● Task goal:
Copy every line of the data exactly, leaving nothing out.

● Records shown:
--

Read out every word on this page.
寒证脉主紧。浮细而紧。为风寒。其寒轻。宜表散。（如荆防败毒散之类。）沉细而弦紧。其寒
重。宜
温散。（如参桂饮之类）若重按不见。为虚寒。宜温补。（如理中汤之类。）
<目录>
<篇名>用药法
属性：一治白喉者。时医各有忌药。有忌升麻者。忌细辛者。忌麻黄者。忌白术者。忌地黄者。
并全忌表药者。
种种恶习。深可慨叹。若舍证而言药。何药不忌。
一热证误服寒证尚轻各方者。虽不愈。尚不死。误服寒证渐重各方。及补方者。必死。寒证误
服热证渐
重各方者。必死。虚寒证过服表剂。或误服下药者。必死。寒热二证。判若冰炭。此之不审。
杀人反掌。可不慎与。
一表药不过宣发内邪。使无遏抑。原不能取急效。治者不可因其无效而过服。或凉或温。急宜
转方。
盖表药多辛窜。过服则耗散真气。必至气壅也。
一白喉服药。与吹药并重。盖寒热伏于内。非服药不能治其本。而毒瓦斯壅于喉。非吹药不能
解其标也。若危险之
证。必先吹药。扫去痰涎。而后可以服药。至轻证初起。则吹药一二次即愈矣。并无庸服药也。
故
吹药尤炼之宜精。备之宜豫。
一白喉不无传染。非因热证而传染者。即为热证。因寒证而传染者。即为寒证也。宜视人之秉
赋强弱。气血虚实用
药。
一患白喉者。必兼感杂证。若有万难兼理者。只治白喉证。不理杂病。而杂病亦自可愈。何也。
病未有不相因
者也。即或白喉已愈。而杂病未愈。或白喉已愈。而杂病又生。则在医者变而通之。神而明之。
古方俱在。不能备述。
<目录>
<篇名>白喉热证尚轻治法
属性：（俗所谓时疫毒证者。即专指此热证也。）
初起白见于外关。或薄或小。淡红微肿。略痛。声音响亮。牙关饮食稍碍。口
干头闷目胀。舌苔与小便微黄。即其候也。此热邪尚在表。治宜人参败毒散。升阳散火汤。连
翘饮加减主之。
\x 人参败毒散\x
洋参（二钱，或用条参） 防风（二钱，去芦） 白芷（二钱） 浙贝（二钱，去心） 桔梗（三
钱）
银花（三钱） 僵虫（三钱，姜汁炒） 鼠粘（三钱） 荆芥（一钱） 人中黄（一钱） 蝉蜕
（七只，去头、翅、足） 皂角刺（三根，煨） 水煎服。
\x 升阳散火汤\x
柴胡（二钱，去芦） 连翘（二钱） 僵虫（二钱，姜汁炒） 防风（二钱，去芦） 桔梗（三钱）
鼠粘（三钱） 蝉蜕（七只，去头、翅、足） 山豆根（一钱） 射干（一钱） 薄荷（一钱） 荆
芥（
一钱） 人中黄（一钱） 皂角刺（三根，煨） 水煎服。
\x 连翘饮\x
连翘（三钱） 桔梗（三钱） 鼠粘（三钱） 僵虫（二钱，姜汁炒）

--

● Correct response:
Read out every word on this page.
寒证脉主紧。浮细而紧。为风寒。其寒轻。宜表散。（如荆防败毒散之类。）沉细而弦紧。其寒
重。宜
温散。（如参桂饮之类）若重按不见。为虚寒。宜温补。（如理中汤之类。）
<目录>
<篇名>用药法
属性：一治白喉者。时医各有忌药。有忌升麻者。忌细辛者。忌麻黄者。忌白术者。忌地黄者。
并全忌表药者。
种种恶习。深可慨叹。若舍证而言药。何药不忌。
一热证误服寒证尚轻各方者。虽不愈。尚不死。误服寒证渐重各方。及补方者。必死。寒证误
服热证渐
重各方者。必死。虚寒证过服表剂。或误服下药者。必死。寒热二证。判若冰炭。此之不审。
杀人反掌。可不慎与。
一表药不过宣发内邪。使无遏抑。原不能取急效。治者不可因其无效而过服。或凉或温。急宜
转方。
盖表药多辛窜。过服则耗散真气。必至气壅也。
一白喉服药。与吹药并重。盖寒热伏于内。非服药不能治其本。而毒瓦斯壅于喉。非吹药不能
解其标也。若危险之
证。必先吹药。扫去痰涎。而后可以服药。至轻证初起。则吹药一二次即愈矣。并无庸服药也。
故
吹药尤炼之宜精。备之宜豫。
一白喉不无传染。非因热证而传染者。即为热证。因寒证而传染者。即为寒证也。宜视人之秉
赋强弱。气血虚实用
药。
一患白喉者。必兼感杂证。若有万难兼理者。只治白喉证。不理杂病。而杂病亦自可愈。何也。
病未有不相因
者也。即或白喉已愈。而杂病未愈。或白喉已愈。而杂病又生。则在医者变而通之。神而明之。
古方俱在。不能备述。
<目录>
<篇名>白喉热证尚轻治法
属性：（俗所谓时疫毒证者。即专指此热证也。）
初起白见于外关。或薄或小。淡红微肿。略痛。声音响亮。牙关饮食稍碍。口
干头闷目胀。舌苔与小便微黄。即其候也。此热邪尚在表。治宜人参败毒散。升阳散火汤。连
翘饮加减主之。
\x 人参败毒散\x
洋参（二钱，或用条参） 防风（二钱，去芦） 白芷（二钱） 浙贝（二钱，去心） 桔梗（三
钱）
银花（三钱） 僵虫（三钱，姜汁炒） 鼠粘（三钱） 荆芥（一钱） 人中黄（一钱） 蝉蜕
（七只，去头、翅、足） 皂角刺（三根，煨） 水煎服。
\x 升阳散火汤\x
柴胡（二钱，去芦） 连翘（二钱） 僵虫（二钱，姜汁炒） 防风（二钱，去芦） 桔梗（三钱）
鼠粘（三钱） 蝉蜕（七只，去头、翅、足） 山豆根（一钱） 射干（一钱） 薄荷（一钱） 荆
芥（
一钱） 人中黄（一钱） 皂角刺（三根，煨） 水煎服。
\x 连翘饮\x
连翘（三钱） 桔梗（三钱） 鼠粘（三钱） 僵虫（二钱，姜汁炒）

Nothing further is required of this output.